Produce an exact copy of the lines from the line containing "Output a JSON" through the last line of the listing below, both ends included, and nothing else.

(Stored entries)

** Begin **

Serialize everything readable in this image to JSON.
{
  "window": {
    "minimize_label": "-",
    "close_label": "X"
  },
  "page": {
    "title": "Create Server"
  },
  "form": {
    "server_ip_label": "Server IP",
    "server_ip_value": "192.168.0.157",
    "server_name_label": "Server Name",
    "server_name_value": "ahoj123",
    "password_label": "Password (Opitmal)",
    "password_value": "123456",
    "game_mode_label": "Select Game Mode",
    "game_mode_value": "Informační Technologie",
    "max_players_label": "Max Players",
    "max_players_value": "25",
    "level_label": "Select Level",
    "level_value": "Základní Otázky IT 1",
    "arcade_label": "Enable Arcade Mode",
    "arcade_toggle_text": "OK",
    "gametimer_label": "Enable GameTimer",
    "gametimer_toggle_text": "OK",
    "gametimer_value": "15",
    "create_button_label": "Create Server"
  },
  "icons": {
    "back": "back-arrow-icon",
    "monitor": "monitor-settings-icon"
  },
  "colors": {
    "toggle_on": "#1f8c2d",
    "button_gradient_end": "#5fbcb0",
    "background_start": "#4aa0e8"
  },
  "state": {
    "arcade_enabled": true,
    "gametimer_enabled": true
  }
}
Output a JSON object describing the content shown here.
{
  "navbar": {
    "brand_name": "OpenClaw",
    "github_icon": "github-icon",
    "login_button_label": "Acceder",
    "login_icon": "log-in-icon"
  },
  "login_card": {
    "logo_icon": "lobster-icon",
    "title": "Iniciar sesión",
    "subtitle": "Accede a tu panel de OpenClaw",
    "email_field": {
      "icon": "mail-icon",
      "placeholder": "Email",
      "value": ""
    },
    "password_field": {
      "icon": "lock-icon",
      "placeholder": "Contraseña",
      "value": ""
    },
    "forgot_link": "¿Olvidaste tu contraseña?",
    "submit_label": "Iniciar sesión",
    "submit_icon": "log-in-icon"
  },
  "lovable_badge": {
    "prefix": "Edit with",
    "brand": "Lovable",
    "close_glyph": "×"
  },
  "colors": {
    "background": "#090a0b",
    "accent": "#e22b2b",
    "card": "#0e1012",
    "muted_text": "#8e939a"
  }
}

** End **

Response for this exercise>
Output a JSON object describing the content shown here.
{
  "navbar": {
    "brand_name": "OpenClaw",
    "github_icon": "github-icon",
    "login_button_label": "Acceder",
    "login_icon": "log-in-icon"
  },
  "login_card": {
    "logo_icon": "lobster-icon",
    "title": "Iniciar sesión",
    "subtitle": "Accede a tu panel de OpenClaw",
    "email_field": {
      "icon": "mail-icon",
      "placeholder": "Email",
      "value": ""
    },
    "password_field": {
      "icon": "lock-icon",
      "placeholder": "Contraseña",
      "value": ""
    },
    "forgot_link": "¿Olvidaste tu contraseña?",
    "submit_label": "Iniciar sesión",
    "submit_icon": "log-in-icon"
  },
  "lovable_badge": {
    "prefix": "Edit with",
    "brand": "Lovable",
    "close_glyph": "×"
  },
  "colors": {
    "background": "#090a0b",
    "accent": "#e22b2b",
    "card": "#0e1012",
    "muted_text": "#8e939a"
  }
}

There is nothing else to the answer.